### WORK TO BE COMPLETED
Below is a block of records; repeat all of them exactly.

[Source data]
/---

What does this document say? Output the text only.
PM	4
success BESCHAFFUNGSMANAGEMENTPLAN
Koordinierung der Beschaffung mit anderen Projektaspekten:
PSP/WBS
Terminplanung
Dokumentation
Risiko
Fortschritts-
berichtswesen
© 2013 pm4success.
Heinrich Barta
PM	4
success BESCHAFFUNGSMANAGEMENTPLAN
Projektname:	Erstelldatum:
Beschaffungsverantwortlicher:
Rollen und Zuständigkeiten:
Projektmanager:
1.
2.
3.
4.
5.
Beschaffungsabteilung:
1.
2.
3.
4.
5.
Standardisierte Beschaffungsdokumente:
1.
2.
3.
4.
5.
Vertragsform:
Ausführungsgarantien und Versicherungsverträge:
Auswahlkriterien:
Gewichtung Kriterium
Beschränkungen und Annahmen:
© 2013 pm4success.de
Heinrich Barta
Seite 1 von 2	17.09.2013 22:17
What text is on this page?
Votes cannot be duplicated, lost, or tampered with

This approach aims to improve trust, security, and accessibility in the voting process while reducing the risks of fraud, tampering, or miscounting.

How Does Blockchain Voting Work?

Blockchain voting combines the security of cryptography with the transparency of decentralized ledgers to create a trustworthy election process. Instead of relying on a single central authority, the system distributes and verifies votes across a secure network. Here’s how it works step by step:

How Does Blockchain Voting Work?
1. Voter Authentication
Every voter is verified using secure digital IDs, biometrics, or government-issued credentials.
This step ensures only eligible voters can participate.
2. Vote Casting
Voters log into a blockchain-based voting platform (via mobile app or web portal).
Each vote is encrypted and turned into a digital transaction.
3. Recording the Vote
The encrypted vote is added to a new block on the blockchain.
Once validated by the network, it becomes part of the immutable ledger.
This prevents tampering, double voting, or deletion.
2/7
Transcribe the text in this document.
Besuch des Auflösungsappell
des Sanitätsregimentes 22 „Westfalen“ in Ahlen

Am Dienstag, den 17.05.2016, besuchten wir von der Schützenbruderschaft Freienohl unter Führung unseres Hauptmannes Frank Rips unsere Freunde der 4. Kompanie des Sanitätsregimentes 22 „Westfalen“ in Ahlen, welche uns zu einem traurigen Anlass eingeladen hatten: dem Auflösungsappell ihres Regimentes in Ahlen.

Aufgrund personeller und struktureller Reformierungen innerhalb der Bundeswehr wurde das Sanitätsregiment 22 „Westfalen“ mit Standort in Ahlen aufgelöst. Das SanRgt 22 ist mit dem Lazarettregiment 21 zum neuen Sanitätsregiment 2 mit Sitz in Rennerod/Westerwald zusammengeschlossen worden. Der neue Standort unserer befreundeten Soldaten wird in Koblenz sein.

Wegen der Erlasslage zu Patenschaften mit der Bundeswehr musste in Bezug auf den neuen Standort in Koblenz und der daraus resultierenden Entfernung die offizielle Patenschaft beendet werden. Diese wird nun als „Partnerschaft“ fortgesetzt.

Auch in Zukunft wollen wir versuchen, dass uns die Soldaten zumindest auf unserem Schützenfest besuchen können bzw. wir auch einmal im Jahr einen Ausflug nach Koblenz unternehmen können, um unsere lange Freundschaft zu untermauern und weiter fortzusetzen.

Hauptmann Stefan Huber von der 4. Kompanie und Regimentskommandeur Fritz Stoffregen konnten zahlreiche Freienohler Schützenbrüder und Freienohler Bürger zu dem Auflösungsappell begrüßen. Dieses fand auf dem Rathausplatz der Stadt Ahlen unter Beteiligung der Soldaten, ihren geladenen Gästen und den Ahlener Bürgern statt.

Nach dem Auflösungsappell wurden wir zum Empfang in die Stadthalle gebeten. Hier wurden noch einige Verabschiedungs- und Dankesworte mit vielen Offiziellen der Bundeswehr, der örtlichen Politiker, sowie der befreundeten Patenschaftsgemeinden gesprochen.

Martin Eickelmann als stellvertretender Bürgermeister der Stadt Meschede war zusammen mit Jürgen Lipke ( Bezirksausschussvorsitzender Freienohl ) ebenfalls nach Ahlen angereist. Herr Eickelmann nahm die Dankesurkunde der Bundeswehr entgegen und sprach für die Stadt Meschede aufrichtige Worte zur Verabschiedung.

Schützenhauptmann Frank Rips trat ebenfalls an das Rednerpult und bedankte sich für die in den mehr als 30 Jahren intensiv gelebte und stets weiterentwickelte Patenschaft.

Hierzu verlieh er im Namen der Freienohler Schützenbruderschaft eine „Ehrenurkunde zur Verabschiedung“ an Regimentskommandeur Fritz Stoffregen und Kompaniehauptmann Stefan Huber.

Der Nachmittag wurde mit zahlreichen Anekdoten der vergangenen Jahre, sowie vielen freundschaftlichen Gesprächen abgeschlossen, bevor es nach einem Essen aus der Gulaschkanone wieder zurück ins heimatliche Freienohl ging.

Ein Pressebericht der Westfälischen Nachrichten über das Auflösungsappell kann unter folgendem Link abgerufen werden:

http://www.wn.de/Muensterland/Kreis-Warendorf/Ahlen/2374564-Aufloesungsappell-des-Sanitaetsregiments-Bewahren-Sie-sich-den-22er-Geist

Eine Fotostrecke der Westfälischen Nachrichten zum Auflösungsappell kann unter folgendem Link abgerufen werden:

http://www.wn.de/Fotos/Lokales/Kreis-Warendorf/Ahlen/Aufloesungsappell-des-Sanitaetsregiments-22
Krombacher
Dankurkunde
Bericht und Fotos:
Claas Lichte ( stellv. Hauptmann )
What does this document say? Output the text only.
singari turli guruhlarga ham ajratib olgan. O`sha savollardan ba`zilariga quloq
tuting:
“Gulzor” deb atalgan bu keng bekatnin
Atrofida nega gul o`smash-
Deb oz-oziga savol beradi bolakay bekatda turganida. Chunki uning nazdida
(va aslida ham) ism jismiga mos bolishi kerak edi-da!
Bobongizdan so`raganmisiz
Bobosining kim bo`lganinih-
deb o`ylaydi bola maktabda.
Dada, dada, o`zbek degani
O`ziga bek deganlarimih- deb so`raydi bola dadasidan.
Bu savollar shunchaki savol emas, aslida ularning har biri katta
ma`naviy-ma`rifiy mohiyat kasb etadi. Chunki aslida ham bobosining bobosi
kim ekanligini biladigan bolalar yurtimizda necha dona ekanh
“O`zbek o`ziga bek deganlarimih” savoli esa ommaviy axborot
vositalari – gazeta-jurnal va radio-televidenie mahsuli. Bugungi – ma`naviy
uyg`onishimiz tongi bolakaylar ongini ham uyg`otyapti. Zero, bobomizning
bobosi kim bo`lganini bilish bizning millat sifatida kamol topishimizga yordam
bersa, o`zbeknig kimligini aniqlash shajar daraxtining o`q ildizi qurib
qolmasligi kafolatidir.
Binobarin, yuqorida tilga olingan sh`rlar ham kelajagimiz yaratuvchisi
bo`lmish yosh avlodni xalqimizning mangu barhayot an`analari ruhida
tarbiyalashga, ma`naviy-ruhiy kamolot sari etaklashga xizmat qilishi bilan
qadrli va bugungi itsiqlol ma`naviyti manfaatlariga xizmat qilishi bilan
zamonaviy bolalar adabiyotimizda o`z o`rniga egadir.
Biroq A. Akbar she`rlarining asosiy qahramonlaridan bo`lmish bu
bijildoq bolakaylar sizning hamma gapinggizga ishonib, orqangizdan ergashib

\---

### RESULT OF THE EXERCISE
What does this document say? Output the text only.
PM	4
success BESCHAFFUNGSMANAGEMENTPLAN
Koordinierung der Beschaffung mit anderen Projektaspekten:
PSP/WBS
Terminplanung
Dokumentation
Risiko
Fortschritts-
berichtswesen
© 2013 pm4success.
Heinrich Barta
PM	4
success BESCHAFFUNGSMANAGEMENTPLAN
Projektname:	Erstelldatum:
Beschaffungsverantwortlicher:
Rollen und Zuständigkeiten:
Projektmanager:
1.
2.
3.
4.
5.
Beschaffungsabteilung:
1.
2.
3.
4.
5.
Standardisierte Beschaffungsdokumente:
1.
2.
3.
4.
5.
Vertragsform:
Ausführungsgarantien und Versicherungsverträge:
Auswahlkriterien:
Gewichtung Kriterium
Beschränkungen und Annahmen:
© 2013 pm4success.de
Heinrich Barta
Seite 1 von 2	17.09.2013 22:17
What text is on this page?
Votes cannot be duplicated, lost, or tampered with

This approach aims to improve trust, security, and accessibility in the voting process while reducing the risks of fraud, tampering, or miscounting.

How Does Blockchain Voting Work?

Blockchain voting combines the security of cryptography with the transparency of decentralized ledgers to create a trustworthy election process. Instead of relying on a single central authority, the system distributes and verifies votes across a secure network. Here’s how it works step by step:

How Does Blockchain Voting Work?
1. Voter Authentication
Every voter is verified using secure digital IDs, biometrics, or government-issued credentials.
This step ensures only eligible voters can participate.
2. Vote Casting
Voters log into a blockchain-based voting platform (via mobile app or web portal).
Each vote is encrypted and turned into a digital transaction.
3. Recording the Vote
The encrypted vote is added to a new block on the blockchain.
Once validated by the network, it becomes part of the immutable ledger.
This prevents tampering, double voting, or deletion.
2/7
Transcribe the text in this document.
Besuch des Auflösungsappell
des Sanitätsregimentes 22 „Westfalen“ in Ahlen

Am Dienstag, den 17.05.2016, besuchten wir von der Schützenbruderschaft Freienohl unter Führung unseres Hauptmannes Frank Rips unsere Freunde der 4. Kompanie des Sanitätsregimentes 22 „Westfalen“ in Ahlen, welche uns zu einem traurigen Anlass eingeladen hatten: dem Auflösungsappell ihres Regimentes in Ahlen.

Aufgrund personeller und struktureller Reformierungen innerhalb der Bundeswehr wurde das Sanitätsregiment 22 „Westfalen“ mit Standort in Ahlen aufgelöst. Das SanRgt 22 ist mit dem Lazarettregiment 21 zum neuen Sanitätsregiment 2 mit Sitz in Rennerod/Westerwald zusammengeschlossen worden. Der neue Standort unserer befreundeten Soldaten wird in Koblenz sein.

Wegen der Erlasslage zu Patenschaften mit der Bundeswehr musste in Bezug auf den neuen Standort in Koblenz und der daraus resultierenden Entfernung die offizielle Patenschaft beendet werden. Diese wird nun als „Partnerschaft“ fortgesetzt.

Auch in Zukunft wollen wir versuchen, dass uns die Soldaten zumindest auf unserem Schützenfest besuchen können bzw. wir auch einmal im Jahr einen Ausflug nach Koblenz unternehmen können, um unsere lange Freundschaft zu untermauern und weiter fortzusetzen.

Hauptmann Stefan Huber von der 4. Kompanie und Regimentskommandeur Fritz Stoffregen konnten zahlreiche Freienohler Schützenbrüder und Freienohler Bürger zu dem Auflösungsappell begrüßen. Dieses fand auf dem Rathausplatz der Stadt Ahlen unter Beteiligung der Soldaten, ihren geladenen Gästen und den Ahlener Bürgern statt.

Nach dem Auflösungsappell wurden wir zum Empfang in die Stadthalle gebeten. Hier wurden noch einige Verabschiedungs- und Dankesworte mit vielen Offiziellen der Bundeswehr, der örtlichen Politiker, sowie der befreundeten Patenschaftsgemeinden gesprochen.

Martin Eickelmann als stellvertretender Bürgermeister der Stadt Meschede war zusammen mit Jürgen Lipke ( Bezirksausschussvorsitzender Freienohl ) ebenfalls nach Ahlen angereist. Herr Eickelmann nahm die Dankesurkunde der Bundeswehr entgegen und sprach für die Stadt Meschede aufrichtige Worte zur Verabschiedung.

Schützenhauptmann Frank Rips trat ebenfalls an das Rednerpult und bedankte sich für die in den mehr als 30 Jahren intensiv gelebte und stets weiterentwickelte Patenschaft.

Hierzu verlieh er im Namen der Freienohler Schützenbruderschaft eine „Ehrenurkunde zur Verabschiedung“ an Regimentskommandeur Fritz Stoffregen und Kompaniehauptmann Stefan Huber.

Der Nachmittag wurde mit zahlreichen Anekdoten der vergangenen Jahre, sowie vielen freundschaftlichen Gesprächen abgeschlossen, bevor es nach einem Essen aus der Gulaschkanone wieder zurück ins heimatliche Freienohl ging.

Ein Pressebericht der Westfälischen Nachrichten über das Auflösungsappell kann unter folgendem Link abgerufen werden:

http://www.wn.de/Muensterland/Kreis-Warendorf/Ahlen/2374564-Aufloesungsappell-des-Sanitaetsregiments-Bewahren-Sie-sich-den-22er-Geist

Eine Fotostrecke der Westfälischen Nachrichten zum Auflösungsappell kann unter folgendem Link abgerufen werden:

http://www.wn.de/Fotos/Lokales/Kreis-Warendorf/Ahlen/Aufloesungsappell-des-Sanitaetsregiments-22
Krombacher
Dankurkunde
Bericht und Fotos:
Claas Lichte ( stellv. Hauptmann )
What does this document say? Output the text only.
singari turli guruhlarga ham ajratib olgan. O`sha savollardan ba`zilariga quloq
tuting:
“Gulzor” deb atalgan bu keng bekatnin
Atrofida nega gul o`smash-
Deb oz-oziga savol beradi bolakay bekatda turganida. Chunki uning nazdida
(va aslida ham) ism jismiga mos bolishi kerak edi-da!
Bobongizdan so`raganmisiz
Bobosining kim bo`lganinih-
deb o`ylaydi bola maktabda.
Dada, dada, o`zbek degani
O`ziga bek deganlarimih- deb so`raydi bola dadasidan.
Bu savollar shunchaki savol emas, aslida ularning har biri katta
ma`naviy-ma`rifiy mohiyat kasb etadi. Chunki aslida ham bobosining bobosi
kim ekanligini biladigan bolalar yurtimizda necha dona ekanh
“O`zbek o`ziga bek deganlarimih” savoli esa ommaviy axborot
vositalari – gazeta-jurnal va radio-televidenie mahsuli. Bugungi – ma`naviy
uyg`onishimiz tongi bolakaylar ongini ham uyg`otyapti. Zero, bobomizning
bobosi kim bo`lganini bilish bizning millat sifatida kamol topishimizga yordam
bersa, o`zbeknig kimligini aniqlash shajar daraxtining o`q ildizi qurib
qolmasligi kafolatidir.
Binobarin, yuqorida tilga olingan sh`rlar ham kelajagimiz yaratuvchisi
bo`lmish yosh avlodni xalqimizning mangu barhayot an`analari ruhida
tarbiyalashga, ma`naviy-ruhiy kamolot sari etaklashga xizmat qilishi bilan
qadrli va bugungi itsiqlol ma`naviyti manfaatlariga xizmat qilishi bilan
zamonaviy bolalar adabiyotimizda o`z o`rniga egadir.
Biroq A. Akbar she`rlarining asosiy qahramonlaridan bo`lmish bu
bijildoq bolakaylar sizning hamma gapinggizga ishonib, orqangizdan ergashib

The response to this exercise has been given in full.